Scan each line of the records for the word "values" and extract the ones that have it.
START Data in this exercise
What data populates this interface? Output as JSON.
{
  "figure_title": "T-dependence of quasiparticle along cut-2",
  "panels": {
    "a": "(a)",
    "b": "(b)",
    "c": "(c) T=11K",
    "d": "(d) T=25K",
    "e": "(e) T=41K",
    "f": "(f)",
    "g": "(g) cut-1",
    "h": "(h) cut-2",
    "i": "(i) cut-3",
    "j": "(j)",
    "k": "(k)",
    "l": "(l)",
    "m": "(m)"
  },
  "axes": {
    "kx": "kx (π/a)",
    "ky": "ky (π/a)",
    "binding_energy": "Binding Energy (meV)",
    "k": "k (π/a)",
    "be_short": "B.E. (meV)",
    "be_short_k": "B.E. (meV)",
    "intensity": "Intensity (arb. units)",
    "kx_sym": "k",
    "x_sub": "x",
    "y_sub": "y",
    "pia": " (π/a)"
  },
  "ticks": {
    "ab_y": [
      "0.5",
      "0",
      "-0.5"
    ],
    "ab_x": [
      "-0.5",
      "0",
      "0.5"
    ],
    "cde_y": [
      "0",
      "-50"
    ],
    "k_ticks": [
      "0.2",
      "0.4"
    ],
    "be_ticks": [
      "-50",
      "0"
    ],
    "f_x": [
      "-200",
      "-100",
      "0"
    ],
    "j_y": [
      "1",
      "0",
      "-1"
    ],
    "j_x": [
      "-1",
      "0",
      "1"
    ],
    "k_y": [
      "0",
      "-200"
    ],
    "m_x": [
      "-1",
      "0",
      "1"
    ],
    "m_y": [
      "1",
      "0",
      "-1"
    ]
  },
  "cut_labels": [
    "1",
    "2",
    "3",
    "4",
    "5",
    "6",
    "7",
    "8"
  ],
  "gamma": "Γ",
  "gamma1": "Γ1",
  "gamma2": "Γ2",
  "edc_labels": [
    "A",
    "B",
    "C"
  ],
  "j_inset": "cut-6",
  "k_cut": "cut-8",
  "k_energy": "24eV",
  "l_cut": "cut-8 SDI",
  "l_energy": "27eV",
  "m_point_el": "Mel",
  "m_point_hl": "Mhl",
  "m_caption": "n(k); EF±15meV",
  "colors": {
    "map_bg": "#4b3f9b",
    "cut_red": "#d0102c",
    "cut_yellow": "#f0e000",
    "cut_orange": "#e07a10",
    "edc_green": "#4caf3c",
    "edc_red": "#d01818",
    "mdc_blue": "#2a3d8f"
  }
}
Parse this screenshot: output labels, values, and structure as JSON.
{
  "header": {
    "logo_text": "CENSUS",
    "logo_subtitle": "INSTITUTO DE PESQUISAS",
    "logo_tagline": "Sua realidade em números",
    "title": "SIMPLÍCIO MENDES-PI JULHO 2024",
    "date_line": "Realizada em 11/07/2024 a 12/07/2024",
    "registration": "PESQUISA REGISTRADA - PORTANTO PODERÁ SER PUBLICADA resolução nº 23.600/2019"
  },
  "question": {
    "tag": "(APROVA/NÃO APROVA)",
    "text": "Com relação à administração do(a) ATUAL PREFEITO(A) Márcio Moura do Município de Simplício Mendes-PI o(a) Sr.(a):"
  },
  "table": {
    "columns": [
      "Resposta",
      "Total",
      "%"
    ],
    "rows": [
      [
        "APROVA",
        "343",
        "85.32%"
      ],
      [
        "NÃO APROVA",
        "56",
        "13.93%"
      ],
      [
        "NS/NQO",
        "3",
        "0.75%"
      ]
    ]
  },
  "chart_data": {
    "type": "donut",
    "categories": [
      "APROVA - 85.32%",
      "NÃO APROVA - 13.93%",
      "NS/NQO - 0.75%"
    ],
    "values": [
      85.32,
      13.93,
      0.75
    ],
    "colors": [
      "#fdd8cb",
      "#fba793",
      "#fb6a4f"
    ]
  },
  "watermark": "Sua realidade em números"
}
END Data in this exercise
Task result:
Parse this screenshot: output labels, values, and structure as JSON.
    "values": [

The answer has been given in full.